-- Begin Data lines --

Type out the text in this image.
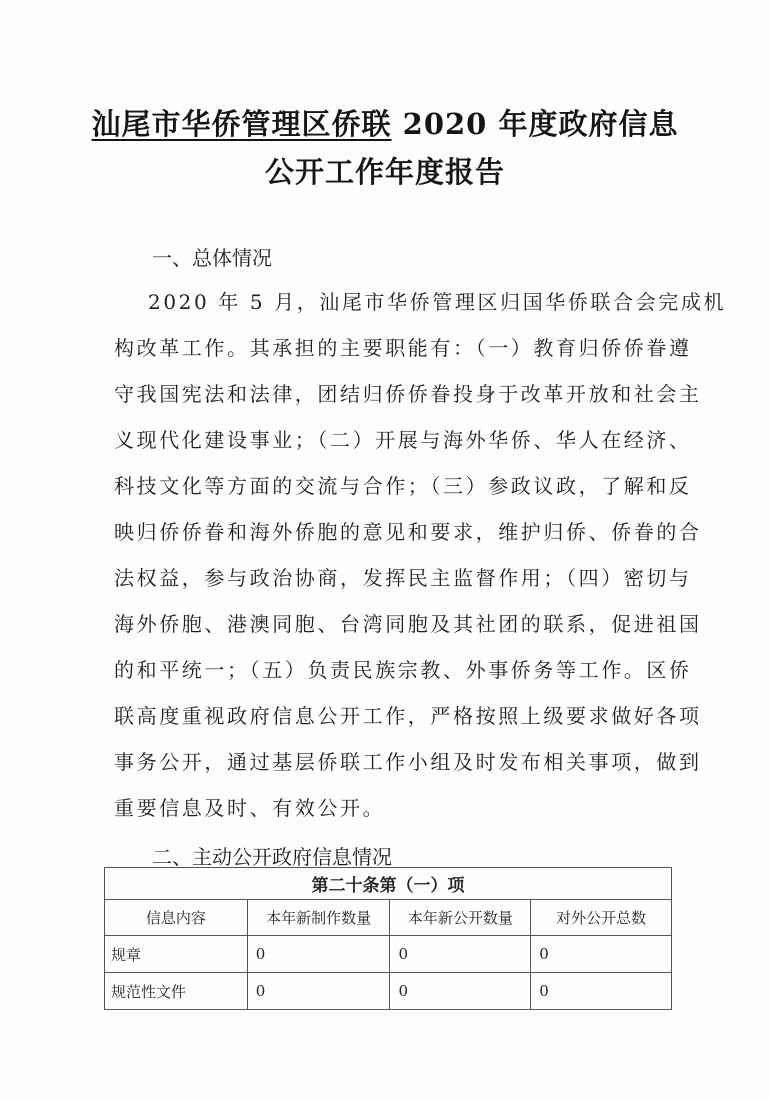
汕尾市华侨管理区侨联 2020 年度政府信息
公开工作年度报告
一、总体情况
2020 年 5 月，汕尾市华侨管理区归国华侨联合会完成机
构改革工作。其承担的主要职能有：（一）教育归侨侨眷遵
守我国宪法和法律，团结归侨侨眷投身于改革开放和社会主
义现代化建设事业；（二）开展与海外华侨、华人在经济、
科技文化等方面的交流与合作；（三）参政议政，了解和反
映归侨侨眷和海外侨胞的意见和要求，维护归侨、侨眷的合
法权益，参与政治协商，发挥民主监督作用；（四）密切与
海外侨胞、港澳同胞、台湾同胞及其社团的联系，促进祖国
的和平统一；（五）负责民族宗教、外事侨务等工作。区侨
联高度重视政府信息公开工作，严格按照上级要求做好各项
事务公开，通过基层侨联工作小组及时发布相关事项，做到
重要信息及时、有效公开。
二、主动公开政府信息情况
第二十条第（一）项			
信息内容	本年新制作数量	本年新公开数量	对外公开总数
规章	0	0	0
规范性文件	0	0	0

-- End Data lines --
-- Begin Data lines --

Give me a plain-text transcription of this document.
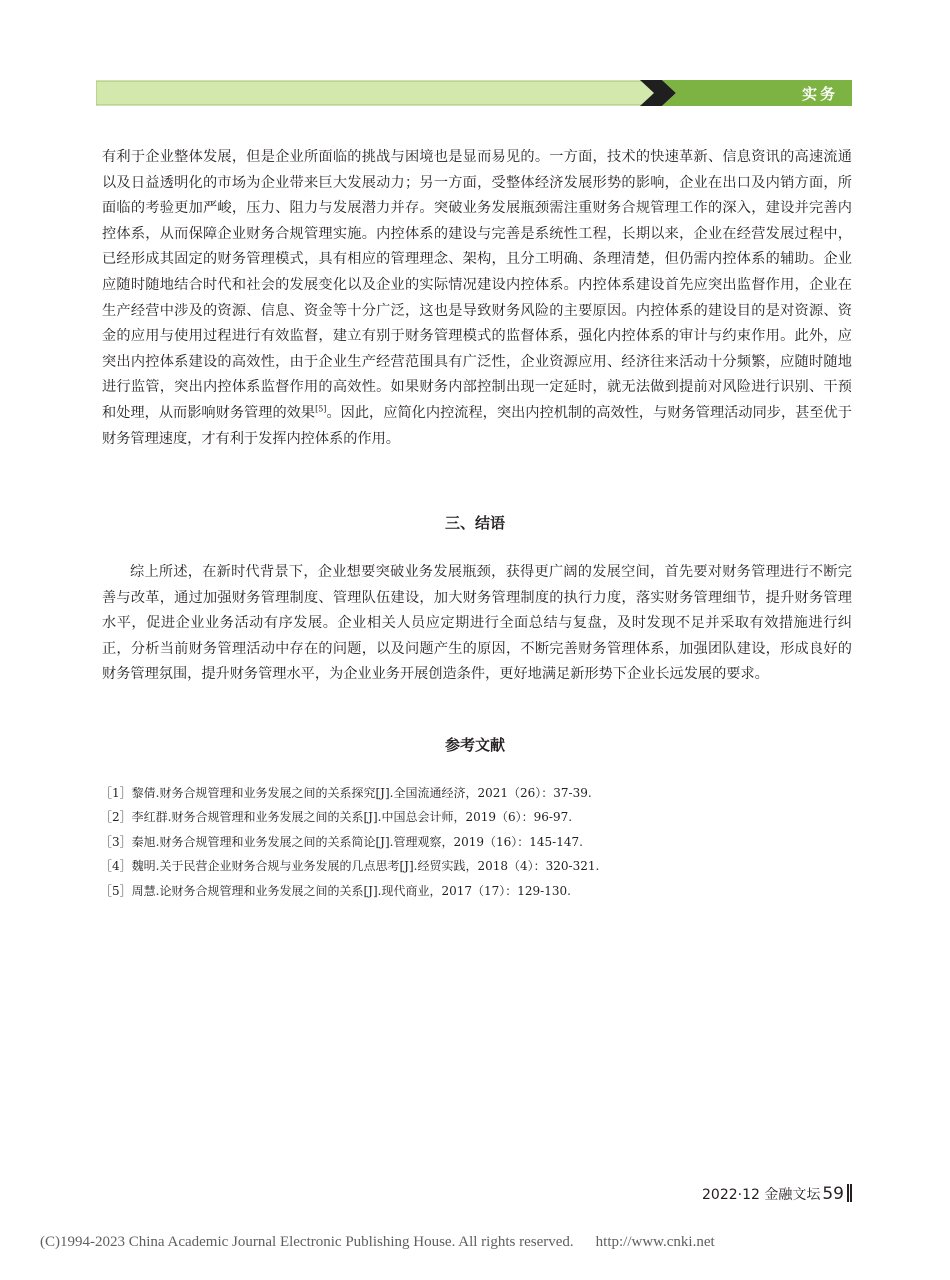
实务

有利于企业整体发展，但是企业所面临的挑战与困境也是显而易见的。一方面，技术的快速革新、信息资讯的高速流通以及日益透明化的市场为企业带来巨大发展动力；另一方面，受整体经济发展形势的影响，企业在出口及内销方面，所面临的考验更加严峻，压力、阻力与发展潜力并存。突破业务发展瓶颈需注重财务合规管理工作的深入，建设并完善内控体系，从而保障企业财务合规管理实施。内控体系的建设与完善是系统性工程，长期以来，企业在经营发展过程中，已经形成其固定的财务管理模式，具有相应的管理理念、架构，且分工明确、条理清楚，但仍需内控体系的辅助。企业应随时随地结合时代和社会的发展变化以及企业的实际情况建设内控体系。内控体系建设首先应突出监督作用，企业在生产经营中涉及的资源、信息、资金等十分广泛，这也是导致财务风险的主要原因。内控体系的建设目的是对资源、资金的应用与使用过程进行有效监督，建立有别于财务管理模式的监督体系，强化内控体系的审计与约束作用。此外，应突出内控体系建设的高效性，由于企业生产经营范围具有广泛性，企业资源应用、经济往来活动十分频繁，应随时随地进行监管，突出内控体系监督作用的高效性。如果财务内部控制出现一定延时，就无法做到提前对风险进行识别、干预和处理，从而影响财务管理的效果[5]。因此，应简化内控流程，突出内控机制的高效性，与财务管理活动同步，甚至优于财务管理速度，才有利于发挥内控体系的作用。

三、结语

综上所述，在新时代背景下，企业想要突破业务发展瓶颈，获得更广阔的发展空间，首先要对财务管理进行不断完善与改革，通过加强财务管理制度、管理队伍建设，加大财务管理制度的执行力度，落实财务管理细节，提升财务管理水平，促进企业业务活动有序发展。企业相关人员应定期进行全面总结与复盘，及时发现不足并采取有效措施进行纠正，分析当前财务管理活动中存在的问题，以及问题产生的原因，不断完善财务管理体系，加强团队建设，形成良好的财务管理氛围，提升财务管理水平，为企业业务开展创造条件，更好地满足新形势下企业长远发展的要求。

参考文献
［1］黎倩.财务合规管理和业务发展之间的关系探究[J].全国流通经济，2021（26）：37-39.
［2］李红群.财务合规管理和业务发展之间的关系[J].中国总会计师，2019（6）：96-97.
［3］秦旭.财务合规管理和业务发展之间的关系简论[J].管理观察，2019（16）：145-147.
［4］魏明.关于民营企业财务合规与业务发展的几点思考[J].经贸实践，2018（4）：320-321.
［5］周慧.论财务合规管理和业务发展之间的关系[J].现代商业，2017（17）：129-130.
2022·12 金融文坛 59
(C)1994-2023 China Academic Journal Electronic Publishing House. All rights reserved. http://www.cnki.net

-- End Data lines --

Scan the material line by line and report each one that contains "text".

Type out the text in this image.
Give me a plain-text transcription of this document.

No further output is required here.